| WORK TO DO |
Select, from the material below, each line with "полового" in it.
>> BEGIN RECORDS TO PROCESS
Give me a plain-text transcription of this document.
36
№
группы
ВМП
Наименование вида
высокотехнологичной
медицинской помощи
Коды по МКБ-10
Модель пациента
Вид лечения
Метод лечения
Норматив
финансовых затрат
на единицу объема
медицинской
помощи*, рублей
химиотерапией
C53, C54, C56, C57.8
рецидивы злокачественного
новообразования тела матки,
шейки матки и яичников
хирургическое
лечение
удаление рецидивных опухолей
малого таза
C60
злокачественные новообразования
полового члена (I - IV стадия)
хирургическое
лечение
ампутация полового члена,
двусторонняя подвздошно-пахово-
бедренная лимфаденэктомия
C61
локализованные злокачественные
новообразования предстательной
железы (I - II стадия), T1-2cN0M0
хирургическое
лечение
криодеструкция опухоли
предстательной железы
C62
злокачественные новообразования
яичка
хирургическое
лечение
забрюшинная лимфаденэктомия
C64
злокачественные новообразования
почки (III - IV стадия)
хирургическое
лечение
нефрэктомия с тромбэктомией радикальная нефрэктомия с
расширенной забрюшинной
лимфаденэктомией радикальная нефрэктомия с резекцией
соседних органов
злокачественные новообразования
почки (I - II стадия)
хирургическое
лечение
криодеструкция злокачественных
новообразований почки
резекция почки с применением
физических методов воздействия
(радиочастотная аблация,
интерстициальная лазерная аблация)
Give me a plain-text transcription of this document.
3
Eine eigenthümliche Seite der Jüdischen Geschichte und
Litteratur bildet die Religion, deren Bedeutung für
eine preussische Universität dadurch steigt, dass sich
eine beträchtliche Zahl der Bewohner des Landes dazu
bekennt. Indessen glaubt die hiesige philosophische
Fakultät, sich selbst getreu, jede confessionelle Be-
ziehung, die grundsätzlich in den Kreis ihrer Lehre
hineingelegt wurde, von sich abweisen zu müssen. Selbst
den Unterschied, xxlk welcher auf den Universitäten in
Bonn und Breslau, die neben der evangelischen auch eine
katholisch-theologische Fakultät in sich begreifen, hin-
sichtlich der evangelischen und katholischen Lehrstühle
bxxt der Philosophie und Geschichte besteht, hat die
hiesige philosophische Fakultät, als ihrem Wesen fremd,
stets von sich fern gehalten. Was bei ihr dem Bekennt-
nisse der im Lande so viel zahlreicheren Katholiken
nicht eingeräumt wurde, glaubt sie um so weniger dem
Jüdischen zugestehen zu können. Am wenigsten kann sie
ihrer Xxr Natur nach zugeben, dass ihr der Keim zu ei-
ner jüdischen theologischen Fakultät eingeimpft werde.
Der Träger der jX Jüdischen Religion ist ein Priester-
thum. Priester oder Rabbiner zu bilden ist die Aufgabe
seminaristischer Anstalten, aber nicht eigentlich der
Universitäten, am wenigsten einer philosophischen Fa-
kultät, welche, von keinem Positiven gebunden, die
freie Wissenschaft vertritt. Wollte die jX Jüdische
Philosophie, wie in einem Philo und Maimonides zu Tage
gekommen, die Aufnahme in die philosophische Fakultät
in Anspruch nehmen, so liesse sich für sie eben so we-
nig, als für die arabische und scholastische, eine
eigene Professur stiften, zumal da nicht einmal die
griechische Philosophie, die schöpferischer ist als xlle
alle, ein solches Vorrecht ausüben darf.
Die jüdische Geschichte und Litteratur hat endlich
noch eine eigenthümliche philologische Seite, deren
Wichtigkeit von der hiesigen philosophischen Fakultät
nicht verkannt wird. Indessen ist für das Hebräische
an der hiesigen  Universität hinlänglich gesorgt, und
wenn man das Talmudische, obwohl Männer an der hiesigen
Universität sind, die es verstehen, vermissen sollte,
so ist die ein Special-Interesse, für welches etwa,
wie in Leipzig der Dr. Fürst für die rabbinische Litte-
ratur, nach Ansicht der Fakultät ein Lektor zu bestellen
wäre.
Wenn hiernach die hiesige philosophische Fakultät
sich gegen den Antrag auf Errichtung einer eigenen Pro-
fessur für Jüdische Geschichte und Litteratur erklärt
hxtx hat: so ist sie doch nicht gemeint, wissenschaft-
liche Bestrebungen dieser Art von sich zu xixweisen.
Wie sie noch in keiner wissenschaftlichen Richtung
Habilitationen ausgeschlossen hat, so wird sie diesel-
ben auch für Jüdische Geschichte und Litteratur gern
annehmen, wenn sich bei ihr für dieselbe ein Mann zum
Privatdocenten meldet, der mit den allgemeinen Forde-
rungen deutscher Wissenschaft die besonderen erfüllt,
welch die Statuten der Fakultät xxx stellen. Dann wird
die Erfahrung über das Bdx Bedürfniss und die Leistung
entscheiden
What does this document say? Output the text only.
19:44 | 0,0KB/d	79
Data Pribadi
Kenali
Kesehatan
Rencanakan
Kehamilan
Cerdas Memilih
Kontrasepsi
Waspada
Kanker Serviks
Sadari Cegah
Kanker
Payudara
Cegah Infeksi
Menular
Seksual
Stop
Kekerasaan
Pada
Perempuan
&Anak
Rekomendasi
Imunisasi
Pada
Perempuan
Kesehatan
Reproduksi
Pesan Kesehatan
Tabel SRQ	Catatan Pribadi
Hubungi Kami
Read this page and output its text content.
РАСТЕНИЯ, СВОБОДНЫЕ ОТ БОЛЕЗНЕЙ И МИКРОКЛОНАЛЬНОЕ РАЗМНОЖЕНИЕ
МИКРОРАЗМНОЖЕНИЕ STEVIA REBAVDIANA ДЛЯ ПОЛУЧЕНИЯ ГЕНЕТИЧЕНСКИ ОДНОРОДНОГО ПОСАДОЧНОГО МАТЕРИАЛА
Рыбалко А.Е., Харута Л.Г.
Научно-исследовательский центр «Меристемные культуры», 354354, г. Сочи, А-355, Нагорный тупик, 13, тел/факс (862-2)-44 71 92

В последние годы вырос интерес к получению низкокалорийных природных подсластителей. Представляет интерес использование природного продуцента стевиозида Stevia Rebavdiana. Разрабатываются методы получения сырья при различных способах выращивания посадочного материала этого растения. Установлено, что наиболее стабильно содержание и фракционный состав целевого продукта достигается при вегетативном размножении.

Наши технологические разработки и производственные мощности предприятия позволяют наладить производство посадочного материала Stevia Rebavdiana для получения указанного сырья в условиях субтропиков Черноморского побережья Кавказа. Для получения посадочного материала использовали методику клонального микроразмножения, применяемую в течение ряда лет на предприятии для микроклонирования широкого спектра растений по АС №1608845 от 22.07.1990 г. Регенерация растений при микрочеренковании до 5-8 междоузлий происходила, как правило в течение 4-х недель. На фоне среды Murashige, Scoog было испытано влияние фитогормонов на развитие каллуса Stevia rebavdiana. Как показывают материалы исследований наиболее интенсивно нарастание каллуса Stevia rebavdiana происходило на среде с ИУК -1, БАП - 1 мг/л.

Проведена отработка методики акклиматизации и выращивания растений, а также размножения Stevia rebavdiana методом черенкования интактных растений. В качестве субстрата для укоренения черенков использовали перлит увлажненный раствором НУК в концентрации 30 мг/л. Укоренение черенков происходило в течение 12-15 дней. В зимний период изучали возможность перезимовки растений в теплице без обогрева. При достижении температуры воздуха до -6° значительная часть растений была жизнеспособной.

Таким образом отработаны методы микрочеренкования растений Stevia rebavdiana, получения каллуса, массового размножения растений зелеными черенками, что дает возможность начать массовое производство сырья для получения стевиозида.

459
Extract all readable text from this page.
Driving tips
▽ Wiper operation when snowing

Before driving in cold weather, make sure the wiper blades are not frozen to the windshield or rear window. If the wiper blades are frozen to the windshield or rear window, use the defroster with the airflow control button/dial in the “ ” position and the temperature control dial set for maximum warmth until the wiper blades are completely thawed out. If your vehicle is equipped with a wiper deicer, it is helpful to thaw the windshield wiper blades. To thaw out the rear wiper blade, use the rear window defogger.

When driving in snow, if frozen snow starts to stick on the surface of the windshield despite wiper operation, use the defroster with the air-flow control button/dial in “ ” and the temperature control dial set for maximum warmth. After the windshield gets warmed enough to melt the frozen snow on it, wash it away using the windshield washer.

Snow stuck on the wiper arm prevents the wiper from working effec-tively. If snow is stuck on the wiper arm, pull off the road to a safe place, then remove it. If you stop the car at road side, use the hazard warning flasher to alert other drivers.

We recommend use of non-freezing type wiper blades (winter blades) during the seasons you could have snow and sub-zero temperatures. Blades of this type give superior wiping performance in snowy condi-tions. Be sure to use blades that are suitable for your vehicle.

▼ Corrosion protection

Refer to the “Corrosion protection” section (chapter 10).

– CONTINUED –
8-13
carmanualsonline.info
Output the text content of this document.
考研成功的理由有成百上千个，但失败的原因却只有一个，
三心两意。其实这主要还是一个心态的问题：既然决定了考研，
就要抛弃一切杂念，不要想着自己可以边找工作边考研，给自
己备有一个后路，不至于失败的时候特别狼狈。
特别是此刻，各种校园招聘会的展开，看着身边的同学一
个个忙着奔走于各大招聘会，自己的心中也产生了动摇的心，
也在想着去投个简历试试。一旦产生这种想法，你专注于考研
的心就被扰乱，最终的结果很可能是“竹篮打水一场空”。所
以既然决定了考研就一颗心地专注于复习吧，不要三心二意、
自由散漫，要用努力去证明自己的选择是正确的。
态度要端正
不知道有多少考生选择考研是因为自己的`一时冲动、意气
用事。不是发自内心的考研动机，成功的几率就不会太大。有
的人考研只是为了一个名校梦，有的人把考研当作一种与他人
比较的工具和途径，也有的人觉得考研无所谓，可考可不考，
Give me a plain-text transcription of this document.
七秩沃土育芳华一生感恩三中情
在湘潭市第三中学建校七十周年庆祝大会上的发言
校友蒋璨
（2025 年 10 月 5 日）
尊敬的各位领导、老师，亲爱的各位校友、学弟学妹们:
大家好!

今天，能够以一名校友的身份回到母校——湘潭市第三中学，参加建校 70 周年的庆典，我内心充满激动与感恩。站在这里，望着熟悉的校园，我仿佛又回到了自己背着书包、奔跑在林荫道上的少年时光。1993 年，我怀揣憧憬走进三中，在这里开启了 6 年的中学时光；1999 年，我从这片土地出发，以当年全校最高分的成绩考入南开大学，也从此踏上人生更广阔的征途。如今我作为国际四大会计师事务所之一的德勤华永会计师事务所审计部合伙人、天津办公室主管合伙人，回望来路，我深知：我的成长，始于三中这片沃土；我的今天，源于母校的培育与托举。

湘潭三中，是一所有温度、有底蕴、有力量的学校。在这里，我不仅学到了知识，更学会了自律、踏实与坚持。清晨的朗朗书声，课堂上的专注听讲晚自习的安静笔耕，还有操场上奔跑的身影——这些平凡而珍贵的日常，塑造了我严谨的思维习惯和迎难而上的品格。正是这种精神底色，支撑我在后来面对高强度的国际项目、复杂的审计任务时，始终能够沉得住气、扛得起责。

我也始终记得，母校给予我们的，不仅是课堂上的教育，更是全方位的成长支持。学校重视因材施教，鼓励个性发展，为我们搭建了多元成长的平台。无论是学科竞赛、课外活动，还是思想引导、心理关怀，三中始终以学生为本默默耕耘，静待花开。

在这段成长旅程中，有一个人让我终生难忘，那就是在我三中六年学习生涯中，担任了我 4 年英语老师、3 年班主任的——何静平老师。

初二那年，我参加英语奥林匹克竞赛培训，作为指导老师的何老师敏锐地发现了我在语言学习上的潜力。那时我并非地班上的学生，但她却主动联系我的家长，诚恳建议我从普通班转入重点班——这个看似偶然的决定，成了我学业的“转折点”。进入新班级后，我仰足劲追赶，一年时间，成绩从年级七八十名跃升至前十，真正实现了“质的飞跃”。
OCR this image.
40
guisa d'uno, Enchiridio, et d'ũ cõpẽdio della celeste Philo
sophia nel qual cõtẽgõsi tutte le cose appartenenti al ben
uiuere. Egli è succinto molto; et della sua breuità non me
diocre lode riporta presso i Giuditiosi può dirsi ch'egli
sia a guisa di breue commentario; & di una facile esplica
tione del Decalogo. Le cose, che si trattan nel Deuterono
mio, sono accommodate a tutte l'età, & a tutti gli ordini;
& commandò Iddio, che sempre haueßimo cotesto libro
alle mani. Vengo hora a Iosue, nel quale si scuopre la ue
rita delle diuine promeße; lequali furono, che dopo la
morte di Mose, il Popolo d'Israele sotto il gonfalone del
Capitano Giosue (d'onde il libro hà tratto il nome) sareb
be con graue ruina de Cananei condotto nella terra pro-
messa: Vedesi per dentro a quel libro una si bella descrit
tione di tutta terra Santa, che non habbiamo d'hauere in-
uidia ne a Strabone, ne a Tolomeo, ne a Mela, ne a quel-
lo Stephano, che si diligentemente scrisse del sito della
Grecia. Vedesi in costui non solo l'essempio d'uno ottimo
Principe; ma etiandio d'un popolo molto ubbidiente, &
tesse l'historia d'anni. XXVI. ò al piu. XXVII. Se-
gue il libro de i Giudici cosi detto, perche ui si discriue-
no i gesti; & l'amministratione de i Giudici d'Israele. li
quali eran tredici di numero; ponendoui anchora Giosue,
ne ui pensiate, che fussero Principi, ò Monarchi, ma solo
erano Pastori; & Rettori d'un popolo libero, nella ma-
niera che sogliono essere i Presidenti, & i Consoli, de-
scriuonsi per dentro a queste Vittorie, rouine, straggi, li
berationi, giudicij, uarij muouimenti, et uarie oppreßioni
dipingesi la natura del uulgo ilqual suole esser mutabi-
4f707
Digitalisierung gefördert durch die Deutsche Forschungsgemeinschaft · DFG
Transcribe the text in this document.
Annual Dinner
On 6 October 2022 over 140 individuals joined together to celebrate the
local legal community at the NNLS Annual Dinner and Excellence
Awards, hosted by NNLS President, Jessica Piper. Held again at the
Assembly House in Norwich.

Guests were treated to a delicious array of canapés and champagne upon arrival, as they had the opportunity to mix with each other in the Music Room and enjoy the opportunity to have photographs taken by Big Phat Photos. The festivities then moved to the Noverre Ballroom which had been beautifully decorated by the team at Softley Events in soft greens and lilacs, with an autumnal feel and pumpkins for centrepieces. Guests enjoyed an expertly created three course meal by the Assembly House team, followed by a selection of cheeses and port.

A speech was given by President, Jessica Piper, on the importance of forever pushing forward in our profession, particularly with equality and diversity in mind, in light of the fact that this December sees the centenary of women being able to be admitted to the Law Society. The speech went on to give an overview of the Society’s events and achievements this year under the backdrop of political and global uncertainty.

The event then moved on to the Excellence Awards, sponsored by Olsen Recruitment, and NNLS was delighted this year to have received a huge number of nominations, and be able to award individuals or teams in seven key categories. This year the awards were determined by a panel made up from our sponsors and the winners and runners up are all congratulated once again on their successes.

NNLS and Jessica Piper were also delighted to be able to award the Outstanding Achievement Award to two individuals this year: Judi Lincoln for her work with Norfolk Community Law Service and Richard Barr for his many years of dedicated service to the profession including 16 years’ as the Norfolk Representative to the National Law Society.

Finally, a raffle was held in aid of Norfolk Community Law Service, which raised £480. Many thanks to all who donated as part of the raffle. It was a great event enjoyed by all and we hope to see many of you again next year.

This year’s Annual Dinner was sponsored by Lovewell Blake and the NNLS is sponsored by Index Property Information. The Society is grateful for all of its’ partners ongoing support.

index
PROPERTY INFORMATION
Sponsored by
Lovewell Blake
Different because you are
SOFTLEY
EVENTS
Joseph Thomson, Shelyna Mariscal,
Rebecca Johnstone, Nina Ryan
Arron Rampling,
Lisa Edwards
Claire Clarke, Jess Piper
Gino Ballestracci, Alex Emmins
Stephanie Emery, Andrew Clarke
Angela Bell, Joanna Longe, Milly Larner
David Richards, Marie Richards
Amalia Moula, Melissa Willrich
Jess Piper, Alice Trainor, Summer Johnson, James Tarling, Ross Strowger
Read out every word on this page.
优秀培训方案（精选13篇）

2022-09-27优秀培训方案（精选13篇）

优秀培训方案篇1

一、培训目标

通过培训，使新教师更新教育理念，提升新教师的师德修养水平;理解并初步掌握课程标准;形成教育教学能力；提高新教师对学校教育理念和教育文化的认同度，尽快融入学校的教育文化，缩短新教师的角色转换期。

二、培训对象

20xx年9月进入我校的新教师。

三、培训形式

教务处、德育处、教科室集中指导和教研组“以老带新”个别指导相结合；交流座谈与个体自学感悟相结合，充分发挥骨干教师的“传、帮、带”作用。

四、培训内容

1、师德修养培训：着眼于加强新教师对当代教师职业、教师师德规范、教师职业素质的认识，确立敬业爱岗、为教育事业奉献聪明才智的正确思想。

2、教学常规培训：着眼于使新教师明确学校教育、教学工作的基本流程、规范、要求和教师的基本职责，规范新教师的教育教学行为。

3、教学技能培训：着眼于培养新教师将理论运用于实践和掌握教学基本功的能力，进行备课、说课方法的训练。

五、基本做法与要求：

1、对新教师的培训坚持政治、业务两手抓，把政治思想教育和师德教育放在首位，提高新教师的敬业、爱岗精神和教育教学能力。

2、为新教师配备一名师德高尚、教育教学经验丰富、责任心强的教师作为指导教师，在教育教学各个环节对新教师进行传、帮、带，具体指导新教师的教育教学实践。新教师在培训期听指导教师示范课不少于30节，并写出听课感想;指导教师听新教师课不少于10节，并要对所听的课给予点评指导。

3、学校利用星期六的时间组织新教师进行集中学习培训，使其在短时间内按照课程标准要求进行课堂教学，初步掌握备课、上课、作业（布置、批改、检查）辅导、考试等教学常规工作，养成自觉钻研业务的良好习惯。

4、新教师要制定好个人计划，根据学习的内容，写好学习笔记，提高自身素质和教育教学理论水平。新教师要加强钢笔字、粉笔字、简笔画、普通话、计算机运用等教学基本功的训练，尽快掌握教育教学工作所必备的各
>> END RECORDS TO PROCESS
| OUTPUT FOR THIS TASK |
полового члена (I - IV стадия)
ампутация полового члена,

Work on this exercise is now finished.